## Aim of the exercise
All entries must be repeated exactly. No picture should appear in the result.

## Raw data
----

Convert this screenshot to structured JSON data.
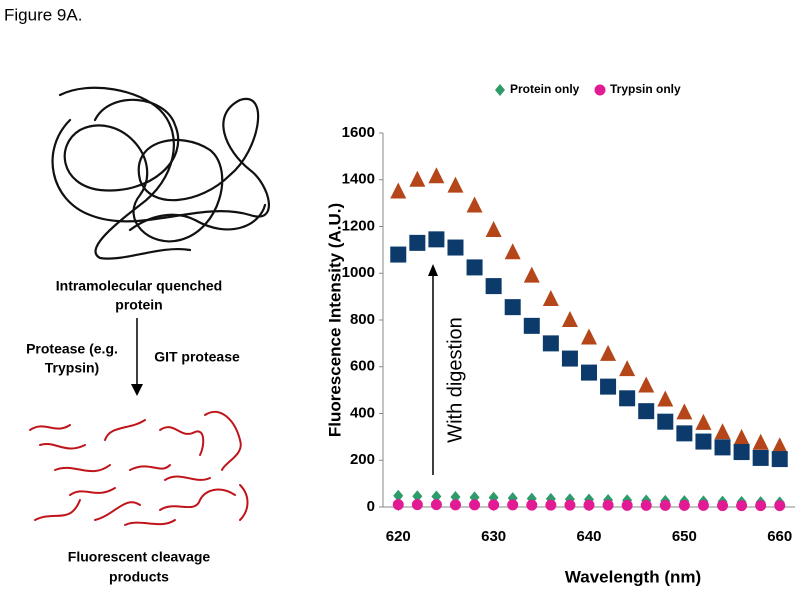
{
  "figure_label": "Figure 9A.",
  "diagram": {
    "top_label": [
      "Intramolecular quenched",
      "protein"
    ],
    "left_label": [
      "Protease (e.g.",
      "Trypsin)"
    ],
    "right_label": "GIT protease",
    "bottom_label": [
      "Fluorescent cleavage",
      "products"
    ]
  },
  "chart_data": {
    "type": "scatter",
    "x_label": "Wavelength (nm)",
    "y_label": "Fluorescence Intensity (A.U.)",
    "annotation": "With digestion",
    "xlim": [
      618.4,
      661.6
    ],
    "xticks": [
      620,
      630,
      640,
      650,
      660
    ],
    "ylim": [
      0,
      1600
    ],
    "yticks": [
      0,
      200,
      400,
      600,
      800,
      1000,
      1200,
      1400,
      1600
    ],
    "grid": false,
    "legend": "top",
    "x": [
      620,
      622,
      624,
      626,
      628,
      630,
      632,
      634,
      636,
      638,
      640,
      642,
      644,
      646,
      648,
      650,
      652,
      654,
      656,
      658,
      660
    ],
    "series": [
      {
        "marker": "triangle",
        "color": "#b5461a",
        "values": [
          1350,
          1400,
          1415,
          1375,
          1290,
          1185,
          1090,
          990,
          890,
          800,
          725,
          655,
          590,
          520,
          460,
          405,
          360,
          320,
          295,
          275,
          260
        ]
      },
      {
        "marker": "square",
        "color": "#0b3a6b",
        "values": [
          1080,
          1130,
          1145,
          1110,
          1025,
          945,
          855,
          775,
          700,
          635,
          575,
          515,
          465,
          410,
          365,
          315,
          280,
          255,
          235,
          210,
          205
        ]
      },
      {
        "name": "Protein only",
        "marker": "diamond",
        "color": "#2e9b6a",
        "values": [
          48,
          46,
          45,
          43,
          41,
          40,
          38,
          36,
          35,
          33,
          32,
          30,
          29,
          28,
          26,
          25,
          24,
          23,
          22,
          21,
          20
        ]
      },
      {
        "name": "Trypsin only",
        "marker": "circle",
        "color": "#e21a94",
        "values": [
          10,
          10,
          10,
          9,
          9,
          9,
          9,
          8,
          8,
          8,
          8,
          8,
          7,
          7,
          7,
          7,
          7,
          6,
          6,
          6,
          6
        ]
      }
    ]
  }
}
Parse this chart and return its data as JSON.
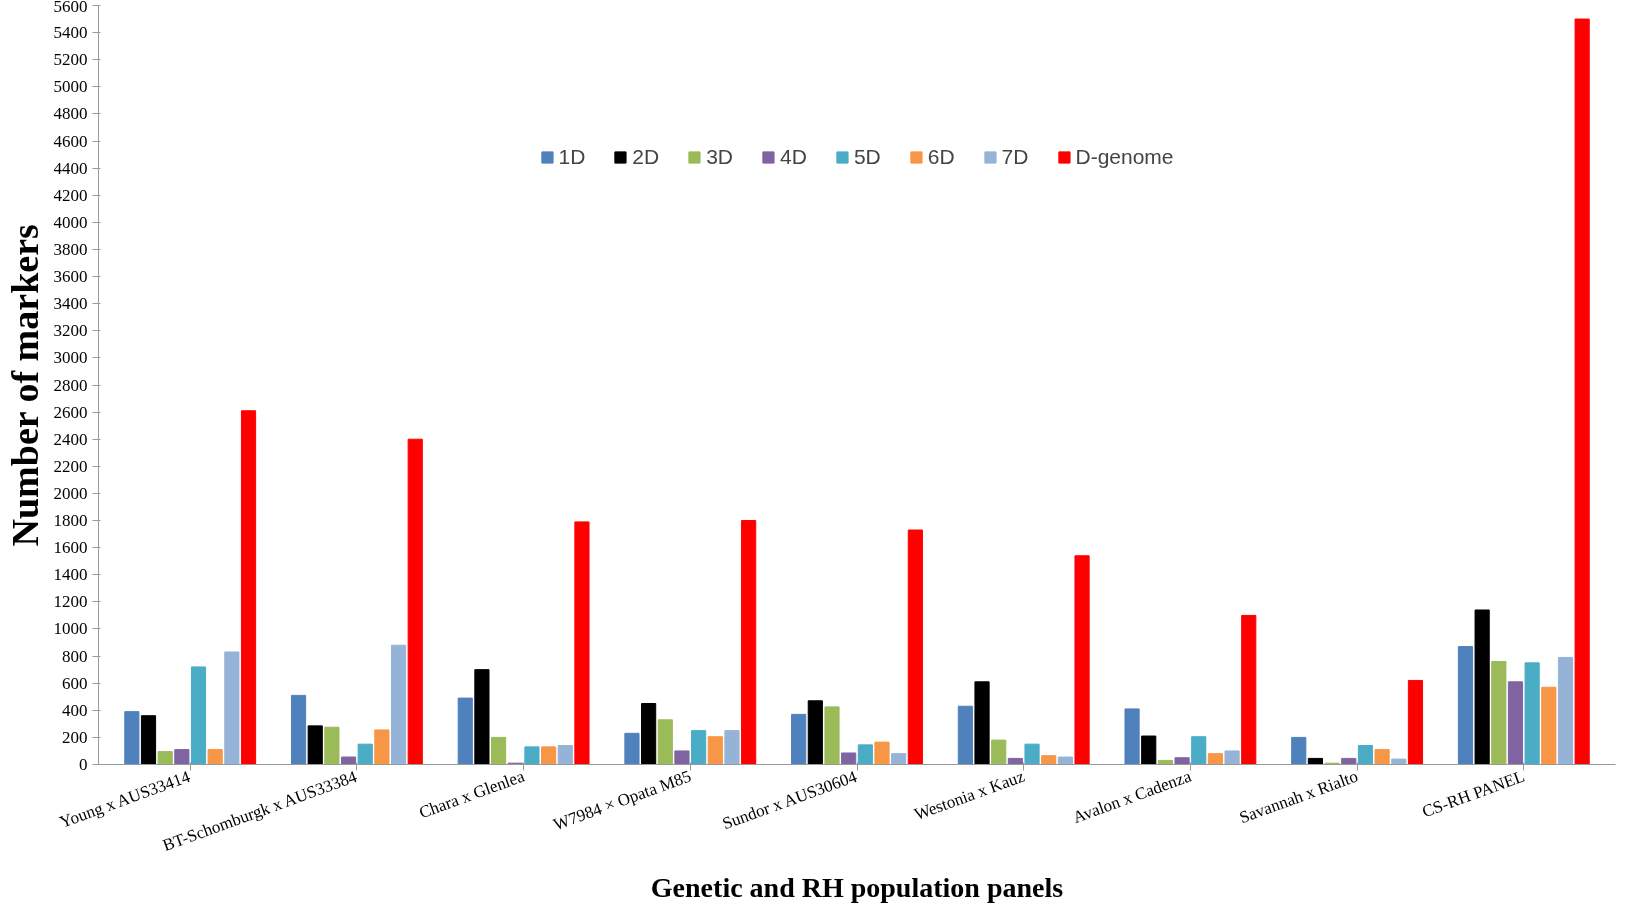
{
  "chart_data": {
    "type": "bar",
    "xlabel": "Genetic and RH population panels",
    "ylabel": "Number of markers",
    "categories": [
      "Young x AUS33414",
      "BT-Schomburgk x AUS33384",
      "Chara x Glenlea",
      "W7984 × Opata M85",
      "Sundor x AUS30604",
      "Westonia x Kauz",
      "Avalon x Cadenza",
      "Savannah x Rialto",
      "CS-RH PANEL"
    ],
    "series": [
      {
        "name": "1D",
        "color": "#4f81bd",
        "values": [
          390,
          510,
          490,
          230,
          370,
          430,
          410,
          200,
          870
        ]
      },
      {
        "name": "2D",
        "color": "#000000",
        "values": [
          360,
          285,
          700,
          450,
          470,
          610,
          210,
          45,
          1140
        ]
      },
      {
        "name": "3D",
        "color": "#9bbb59",
        "values": [
          95,
          275,
          200,
          330,
          425,
          180,
          30,
          10,
          760
        ]
      },
      {
        "name": "4D",
        "color": "#8064a2",
        "values": [
          110,
          55,
          10,
          100,
          85,
          45,
          50,
          45,
          610
        ]
      },
      {
        "name": "5D",
        "color": "#4bacc6",
        "values": [
          720,
          150,
          130,
          250,
          145,
          150,
          205,
          140,
          750
        ]
      },
      {
        "name": "6D",
        "color": "#f79646",
        "values": [
          110,
          255,
          130,
          205,
          165,
          65,
          80,
          110,
          570
        ]
      },
      {
        "name": "7D",
        "color": "#95b3d7",
        "values": [
          830,
          880,
          140,
          250,
          80,
          55,
          100,
          40,
          790
        ]
      },
      {
        "name": "D-genome",
        "color": "#ff0000",
        "values": [
          2610,
          2400,
          1790,
          1800,
          1730,
          1540,
          1100,
          620,
          5500
        ]
      }
    ],
    "ylim": [
      0,
      5600
    ],
    "yticks": [
      0,
      200,
      400,
      600,
      800,
      1000,
      1200,
      1400,
      1600,
      1800,
      2000,
      2200,
      2400,
      2600,
      2800,
      3000,
      3200,
      3400,
      3600,
      3800,
      4000,
      4200,
      4400,
      4600,
      4800,
      5000,
      5200,
      5400,
      5600
    ],
    "grid": false,
    "legend": "top"
  }
}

----

## Answer below
Convert this screenshot to structured JSON data.
{
  "figure_label": "Figure 9A.",
  "diagram": {
    "top_label": [
      "Intramolecular quenched",
      "protein"
    ],
    "left_label": [
      "Protease (e.g.",
      "Trypsin)"
    ],
    "right_label": "GIT protease",
    "bottom_label": [
      "Fluorescent cleavage",
      "products"
    ]
  },
  "chart_data": {
    "type": "scatter",
    "x_label": "Wavelength (nm)",
    "y_label": "Fluorescence Intensity (A.U.)",
    "annotation": "With digestion",
    "xlim": [
      618.4,
      661.6
    ],
    "xticks": [
      620,
      630,
      640,
      650,
      660
    ],
    "ylim": [
      0,
      1600
    ],
    "yticks": [
      0,
      200,
      400,
      600,
      800,
      1000,
      1200,
      1400,
      1600
    ],
    "grid": false,
    "legend": "top",
    "x": [
      620,
      622,
      624,
      626,
      628,
      630,
      632,
      634,
      636,
      638,
      640,
      642,
      644,
      646,
      648,
      650,
      652,
      654,
      656,
      658,
      660
    ],
    "series": [
      {
        "marker": "triangle",
        "color": "#b5461a",
        "values": [
          1350,
          1400,
          1415,
          1375,
          1290,
          1185,
          1090,
          990,
          890,
          800,
          725,
          655,
          590,
          520,
          460,
          405,
          360,
          320,
          295,
          275,
          260
        ]
      },
      {
        "marker": "square",
        "color": "#0b3a6b",
        "values": [
          1080,
          1130,
          1145,
          1110,
          1025,
          945,
          855,
          775,
          700,
          635,
          575,
          515,
          465,
          410,
          365,
          315,
          280,
          255,
          235,
          210,
          205
        ]
      },
      {
        "name": "Protein only",
        "marker": "diamond",
        "color": "#2e9b6a",
        "values": [
          48,
          46,
          45,
          43,
          41,
          40,
          38,
          36,
          35,
          33,
          32,
          30,
          29,
          28,
          26,
          25,
          24,
          23,
          22,
          21,
          20
        ]
      },
      {
        "name": "Trypsin only",
        "marker": "circle",
        "color": "#e21a94",
        "values": [
          10,
          10,
          10,
          9,
          9,
          9,
          9,
          8,
          8,
          8,
          8,
          8,
          7,
          7,
          7,
          7,
          7,
          6,
          6,
          6,
          6
        ]
      }
    ]
  }
}
Parse this chart and return its data as JSON.
{
  "chart_data": {
    "type": "bar",
    "xlabel": "Genetic and RH population panels",
    "ylabel": "Number of markers",
    "categories": [
      "Young x AUS33414",
      "BT-Schomburgk x AUS33384",
      "Chara x Glenlea",
      "W7984 × Opata M85",
      "Sundor x AUS30604",
      "Westonia x Kauz",
      "Avalon x Cadenza",
      "Savannah x Rialto",
      "CS-RH PANEL"
    ],
    "series": [
      {
        "name": "1D",
        "color": "#4f81bd",
        "values": [
          390,
          510,
          490,
          230,
          370,
          430,
          410,
          200,
          870
        ]
      },
      {
        "name": "2D",
        "color": "#000000",
        "values": [
          360,
          285,
          700,
          450,
          470,
          610,
          210,
          45,
          1140
        ]
      },
      {
        "name": "3D",
        "color": "#9bbb59",
        "values": [
          95,
          275,
          200,
          330,
          425,
          180,
          30,
          10,
          760
        ]
      },
      {
        "name": "4D",
        "color": "#8064a2",
        "values": [
          110,
          55,
          10,
          100,
          85,
          45,
          50,
          45,
          610
        ]
      },
      {
        "name": "5D",
        "color": "#4bacc6",
        "values": [
          720,
          150,
          130,
          250,
          145,
          150,
          205,
          140,
          750
        ]
      },
      {
        "name": "6D",
        "color": "#f79646",
        "values": [
          110,
          255,
          130,
          205,
          165,
          65,
          80,
          110,
          570
        ]
      },
      {
        "name": "7D",
        "color": "#95b3d7",
        "values": [
          830,
          880,
          140,
          250,
          80,
          55,
          100,
          40,
          790
        ]
      },
      {
        "name": "D-genome",
        "color": "#ff0000",
        "values": [
          2610,
          2400,
          1790,
          1800,
          1730,
          1540,
          1100,
          620,
          5500
        ]
      }
    ],
    "ylim": [
      0,
      5600
    ],
    "yticks": [
      0,
      200,
      400,
      600,
      800,
      1000,
      1200,
      1400,
      1600,
      1800,
      2000,
      2200,
      2400,
      2600,
      2800,
      3000,
      3200,
      3400,
      3600,
      3800,
      4000,
      4200,
      4400,
      4600,
      4800,
      5000,
      5200,
      5400,
      5600
    ],
    "grid": false,
    "legend": "top"
  }
}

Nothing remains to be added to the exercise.